:: What needs to be done ::
In the listing below, identify each line with the word "Σαλαμῖνα" and return those lines.

===== Provided entries =====

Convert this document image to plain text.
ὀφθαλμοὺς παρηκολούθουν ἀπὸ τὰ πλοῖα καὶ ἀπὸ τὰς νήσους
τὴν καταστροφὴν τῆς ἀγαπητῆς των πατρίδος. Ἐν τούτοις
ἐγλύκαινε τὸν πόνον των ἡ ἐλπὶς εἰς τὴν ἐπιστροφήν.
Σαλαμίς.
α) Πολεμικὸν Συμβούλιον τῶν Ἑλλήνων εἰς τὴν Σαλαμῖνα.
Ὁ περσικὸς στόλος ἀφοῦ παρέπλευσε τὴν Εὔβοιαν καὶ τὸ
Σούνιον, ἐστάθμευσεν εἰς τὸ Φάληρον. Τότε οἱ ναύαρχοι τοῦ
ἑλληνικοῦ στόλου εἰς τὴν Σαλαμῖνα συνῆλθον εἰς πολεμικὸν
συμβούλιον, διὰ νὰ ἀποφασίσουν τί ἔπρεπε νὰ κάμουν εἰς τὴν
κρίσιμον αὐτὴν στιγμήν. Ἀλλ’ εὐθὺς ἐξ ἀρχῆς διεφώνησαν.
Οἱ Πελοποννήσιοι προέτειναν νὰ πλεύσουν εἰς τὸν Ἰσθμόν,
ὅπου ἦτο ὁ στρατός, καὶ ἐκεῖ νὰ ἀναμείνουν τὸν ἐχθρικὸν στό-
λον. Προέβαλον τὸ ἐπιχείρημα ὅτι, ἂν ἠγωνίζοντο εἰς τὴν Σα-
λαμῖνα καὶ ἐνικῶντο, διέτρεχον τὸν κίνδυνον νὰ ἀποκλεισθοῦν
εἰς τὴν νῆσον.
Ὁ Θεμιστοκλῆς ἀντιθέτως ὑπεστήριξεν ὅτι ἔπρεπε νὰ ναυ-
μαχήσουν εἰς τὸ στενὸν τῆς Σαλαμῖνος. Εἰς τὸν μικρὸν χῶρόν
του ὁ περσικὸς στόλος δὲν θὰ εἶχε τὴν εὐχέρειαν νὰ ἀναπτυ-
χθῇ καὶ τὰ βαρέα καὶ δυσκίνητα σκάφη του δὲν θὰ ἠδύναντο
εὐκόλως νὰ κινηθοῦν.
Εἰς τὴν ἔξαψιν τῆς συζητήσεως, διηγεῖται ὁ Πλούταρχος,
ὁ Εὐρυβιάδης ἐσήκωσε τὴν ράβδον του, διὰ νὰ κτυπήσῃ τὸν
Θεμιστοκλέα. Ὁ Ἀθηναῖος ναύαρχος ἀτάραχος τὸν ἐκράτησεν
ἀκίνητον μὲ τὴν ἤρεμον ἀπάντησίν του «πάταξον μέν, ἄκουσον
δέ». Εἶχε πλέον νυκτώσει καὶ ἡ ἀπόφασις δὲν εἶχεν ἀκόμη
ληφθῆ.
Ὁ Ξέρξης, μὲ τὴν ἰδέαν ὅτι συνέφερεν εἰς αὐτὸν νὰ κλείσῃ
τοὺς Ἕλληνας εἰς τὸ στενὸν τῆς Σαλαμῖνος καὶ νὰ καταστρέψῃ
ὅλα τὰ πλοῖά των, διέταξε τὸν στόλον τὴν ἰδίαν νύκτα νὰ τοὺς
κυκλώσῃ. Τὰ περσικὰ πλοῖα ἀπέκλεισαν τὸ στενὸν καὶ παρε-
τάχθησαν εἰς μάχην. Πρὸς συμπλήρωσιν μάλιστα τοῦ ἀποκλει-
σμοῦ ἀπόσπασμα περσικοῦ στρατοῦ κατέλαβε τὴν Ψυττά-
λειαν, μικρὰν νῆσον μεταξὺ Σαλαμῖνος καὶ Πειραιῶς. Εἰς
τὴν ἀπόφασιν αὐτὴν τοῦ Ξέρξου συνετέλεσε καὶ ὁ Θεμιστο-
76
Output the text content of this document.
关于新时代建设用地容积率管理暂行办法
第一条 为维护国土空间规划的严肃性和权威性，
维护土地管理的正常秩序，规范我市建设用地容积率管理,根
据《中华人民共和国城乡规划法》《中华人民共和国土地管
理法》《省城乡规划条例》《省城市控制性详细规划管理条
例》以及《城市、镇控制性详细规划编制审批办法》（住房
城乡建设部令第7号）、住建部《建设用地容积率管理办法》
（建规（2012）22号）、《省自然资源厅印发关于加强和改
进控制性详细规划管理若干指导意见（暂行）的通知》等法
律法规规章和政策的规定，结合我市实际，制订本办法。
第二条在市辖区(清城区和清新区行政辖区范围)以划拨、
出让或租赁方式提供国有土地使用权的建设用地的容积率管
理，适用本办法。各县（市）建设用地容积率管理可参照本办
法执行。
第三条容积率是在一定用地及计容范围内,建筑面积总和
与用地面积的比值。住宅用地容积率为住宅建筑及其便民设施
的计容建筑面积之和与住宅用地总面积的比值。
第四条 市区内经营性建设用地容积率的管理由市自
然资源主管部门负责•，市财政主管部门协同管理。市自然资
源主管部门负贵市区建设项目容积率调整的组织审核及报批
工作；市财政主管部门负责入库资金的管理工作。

=====

:: Task answer ::
α) Πολεμικὸν Συμβούλιον τῶν Ἑλλήνων εἰς τὴν Σαλαμῖνα.
ἑλληνικοῦ στόλου εἰς τὴν Σαλαμῖνα συνῆλθον εἰς πολεμικὸν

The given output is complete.